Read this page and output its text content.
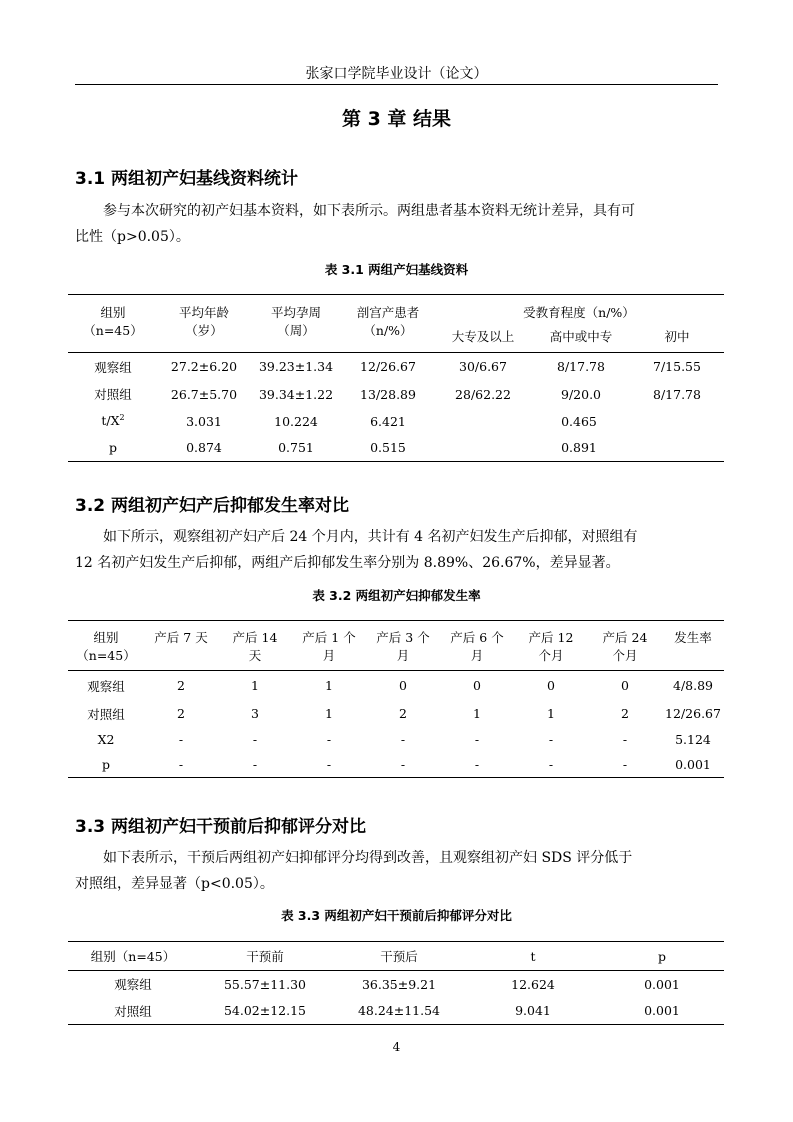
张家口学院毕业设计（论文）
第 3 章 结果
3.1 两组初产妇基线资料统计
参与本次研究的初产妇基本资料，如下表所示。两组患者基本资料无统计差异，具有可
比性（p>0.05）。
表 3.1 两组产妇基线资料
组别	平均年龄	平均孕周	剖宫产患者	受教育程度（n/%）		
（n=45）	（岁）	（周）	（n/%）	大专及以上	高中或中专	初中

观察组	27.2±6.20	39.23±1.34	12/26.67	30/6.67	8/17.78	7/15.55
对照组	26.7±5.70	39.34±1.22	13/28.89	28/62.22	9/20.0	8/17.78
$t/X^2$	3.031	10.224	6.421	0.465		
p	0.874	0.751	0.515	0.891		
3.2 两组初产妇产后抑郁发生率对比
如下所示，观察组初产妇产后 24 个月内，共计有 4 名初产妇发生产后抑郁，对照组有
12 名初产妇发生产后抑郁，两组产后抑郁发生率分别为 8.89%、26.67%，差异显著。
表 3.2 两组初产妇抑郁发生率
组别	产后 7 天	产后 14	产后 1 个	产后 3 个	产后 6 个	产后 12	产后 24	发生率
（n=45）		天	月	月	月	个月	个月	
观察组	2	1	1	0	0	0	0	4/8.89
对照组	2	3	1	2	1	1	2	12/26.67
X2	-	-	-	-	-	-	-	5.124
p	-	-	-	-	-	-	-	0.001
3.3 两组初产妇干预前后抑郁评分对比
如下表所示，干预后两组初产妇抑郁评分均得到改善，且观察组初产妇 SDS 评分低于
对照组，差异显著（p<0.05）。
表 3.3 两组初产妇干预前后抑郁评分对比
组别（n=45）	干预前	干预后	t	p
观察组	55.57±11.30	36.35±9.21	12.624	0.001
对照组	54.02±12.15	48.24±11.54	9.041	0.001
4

- - - - - - -

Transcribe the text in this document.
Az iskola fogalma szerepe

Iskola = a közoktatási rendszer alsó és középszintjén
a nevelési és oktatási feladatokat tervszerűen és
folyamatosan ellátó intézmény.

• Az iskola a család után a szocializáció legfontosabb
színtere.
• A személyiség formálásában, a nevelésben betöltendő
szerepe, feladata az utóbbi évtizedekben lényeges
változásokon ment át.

- - - - - - -

**Task directions:** Extract lines where the string "差异显著" occurs.

**Answer in full:**
12 名初产妇发生产后抑郁，两组产后抑郁发生率分别为 8.89%、26.67%，差异显著。
对照组，差异显著（p<0.05）。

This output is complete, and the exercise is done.